[What is expected]: Search the material and gather each line with "神舟十号" in it.

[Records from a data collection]
+===+
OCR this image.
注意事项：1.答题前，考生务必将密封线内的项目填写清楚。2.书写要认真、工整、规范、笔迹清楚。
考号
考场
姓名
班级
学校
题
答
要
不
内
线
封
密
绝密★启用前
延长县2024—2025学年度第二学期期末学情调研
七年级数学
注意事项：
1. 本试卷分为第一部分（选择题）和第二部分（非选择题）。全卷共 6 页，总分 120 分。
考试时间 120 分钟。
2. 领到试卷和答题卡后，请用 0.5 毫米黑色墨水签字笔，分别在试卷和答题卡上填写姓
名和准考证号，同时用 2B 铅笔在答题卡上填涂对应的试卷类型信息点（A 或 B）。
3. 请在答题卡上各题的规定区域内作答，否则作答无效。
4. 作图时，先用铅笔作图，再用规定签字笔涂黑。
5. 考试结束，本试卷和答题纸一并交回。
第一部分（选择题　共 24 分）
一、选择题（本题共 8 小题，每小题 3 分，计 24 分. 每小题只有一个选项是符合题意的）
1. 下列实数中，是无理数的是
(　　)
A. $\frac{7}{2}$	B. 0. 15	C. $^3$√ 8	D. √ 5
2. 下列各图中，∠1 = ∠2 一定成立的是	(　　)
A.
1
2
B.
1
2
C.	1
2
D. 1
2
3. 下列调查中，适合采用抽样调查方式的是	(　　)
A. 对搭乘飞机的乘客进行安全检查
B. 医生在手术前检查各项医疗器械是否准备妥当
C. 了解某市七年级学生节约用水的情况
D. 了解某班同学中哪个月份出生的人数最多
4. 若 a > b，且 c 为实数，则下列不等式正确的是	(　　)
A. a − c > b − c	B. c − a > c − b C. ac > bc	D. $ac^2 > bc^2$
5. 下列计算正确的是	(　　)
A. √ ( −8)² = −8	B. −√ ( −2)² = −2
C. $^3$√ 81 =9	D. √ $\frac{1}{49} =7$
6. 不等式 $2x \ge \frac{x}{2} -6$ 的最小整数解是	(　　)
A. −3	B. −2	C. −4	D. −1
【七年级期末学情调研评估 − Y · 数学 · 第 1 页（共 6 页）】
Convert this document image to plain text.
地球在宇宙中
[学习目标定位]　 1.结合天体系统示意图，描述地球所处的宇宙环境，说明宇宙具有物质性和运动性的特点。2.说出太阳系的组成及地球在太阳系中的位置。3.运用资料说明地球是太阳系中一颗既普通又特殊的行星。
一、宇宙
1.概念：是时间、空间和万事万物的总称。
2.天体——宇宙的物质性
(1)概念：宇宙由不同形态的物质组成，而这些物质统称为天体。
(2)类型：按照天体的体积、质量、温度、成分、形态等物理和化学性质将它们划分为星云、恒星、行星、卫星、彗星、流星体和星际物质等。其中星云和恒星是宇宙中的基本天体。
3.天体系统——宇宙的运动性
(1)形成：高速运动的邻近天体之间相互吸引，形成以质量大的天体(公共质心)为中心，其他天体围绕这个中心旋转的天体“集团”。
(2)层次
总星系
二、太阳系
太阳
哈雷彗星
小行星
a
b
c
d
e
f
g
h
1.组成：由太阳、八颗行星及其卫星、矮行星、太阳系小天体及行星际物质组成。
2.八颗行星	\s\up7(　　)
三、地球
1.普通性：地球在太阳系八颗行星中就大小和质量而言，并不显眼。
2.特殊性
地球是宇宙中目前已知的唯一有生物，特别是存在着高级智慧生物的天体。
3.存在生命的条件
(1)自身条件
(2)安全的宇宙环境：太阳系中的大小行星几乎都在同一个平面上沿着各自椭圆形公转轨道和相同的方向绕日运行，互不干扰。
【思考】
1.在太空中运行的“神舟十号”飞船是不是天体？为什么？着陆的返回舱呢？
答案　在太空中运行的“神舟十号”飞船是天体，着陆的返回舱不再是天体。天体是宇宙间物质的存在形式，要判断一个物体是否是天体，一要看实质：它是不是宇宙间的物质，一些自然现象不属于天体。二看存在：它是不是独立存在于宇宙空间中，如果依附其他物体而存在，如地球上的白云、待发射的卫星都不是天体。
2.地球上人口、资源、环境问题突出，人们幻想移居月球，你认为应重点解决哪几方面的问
+===+
[Complete output]:
1.在太空中运行的“神舟十号”飞船是不是天体？为什么？着陆的返回舱呢？
答案　在太空中运行的“神舟十号”飞船是天体，着陆的返回舱不再是天体。天体是宇宙间物质的存在形式，要判断一个物体是否是天体，一要看实质：它是不是宇宙间的物质，一些自然现象不属于天体。二看存在：它是不是独立存在于宇宙空间中，如果依附其他物体而存在，如地球上的白云、待发射的卫星都不是天体。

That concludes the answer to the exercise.